Would you retype all of these records exactly?

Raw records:
+ + + +
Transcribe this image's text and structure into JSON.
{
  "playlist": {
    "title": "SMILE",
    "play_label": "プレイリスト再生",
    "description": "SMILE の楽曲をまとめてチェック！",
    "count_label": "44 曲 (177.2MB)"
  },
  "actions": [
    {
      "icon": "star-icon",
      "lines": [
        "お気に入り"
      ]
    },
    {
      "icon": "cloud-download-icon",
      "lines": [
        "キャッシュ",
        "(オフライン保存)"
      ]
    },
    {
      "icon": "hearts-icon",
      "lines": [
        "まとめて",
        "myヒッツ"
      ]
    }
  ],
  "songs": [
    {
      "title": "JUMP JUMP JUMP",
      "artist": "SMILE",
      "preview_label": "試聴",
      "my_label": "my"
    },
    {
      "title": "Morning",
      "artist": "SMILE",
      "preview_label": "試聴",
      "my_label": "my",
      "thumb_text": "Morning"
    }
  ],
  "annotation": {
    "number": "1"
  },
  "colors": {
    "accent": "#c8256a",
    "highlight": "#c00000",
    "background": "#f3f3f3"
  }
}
+ + + +
[TASK OUTPUT]
Transcribe this image's text and structure into JSON.
{
  "playlist": {
    "title": "SMILE",
    "play_label": "プレイリスト再生",
    "description": "SMILE の楽曲をまとめてチェック！",
    "count_label": "44 曲 (177.2MB)"
  },
  "actions": [
    {
      "icon": "star-icon",
      "lines": [
        "お気に入り"
      ]
    },
    {
      "icon": "cloud-download-icon",
      "lines": [
        "キャッシュ",
        "(オフライン保存)"
      ]
    },
    {
      "icon": "hearts-icon",
      "lines": [
        "まとめて",
        "myヒッツ"
      ]
    }
  ],
  "songs": [
    {
      "title": "JUMP JUMP JUMP",
      "artist": "SMILE",
      "preview_label": "試聴",
      "my_label": "my"
    },
    {
      "title": "Morning",
      "artist": "SMILE",
      "preview_label": "試聴",
      "my_label": "my",
      "thumb_text": "Morning"
    }
  ],
  "annotation": {
    "number": "1"
  },
  "colors": {
    "accent": "#c8256a",
    "highlight": "#c00000",
    "background": "#f3f3f3"
  }
}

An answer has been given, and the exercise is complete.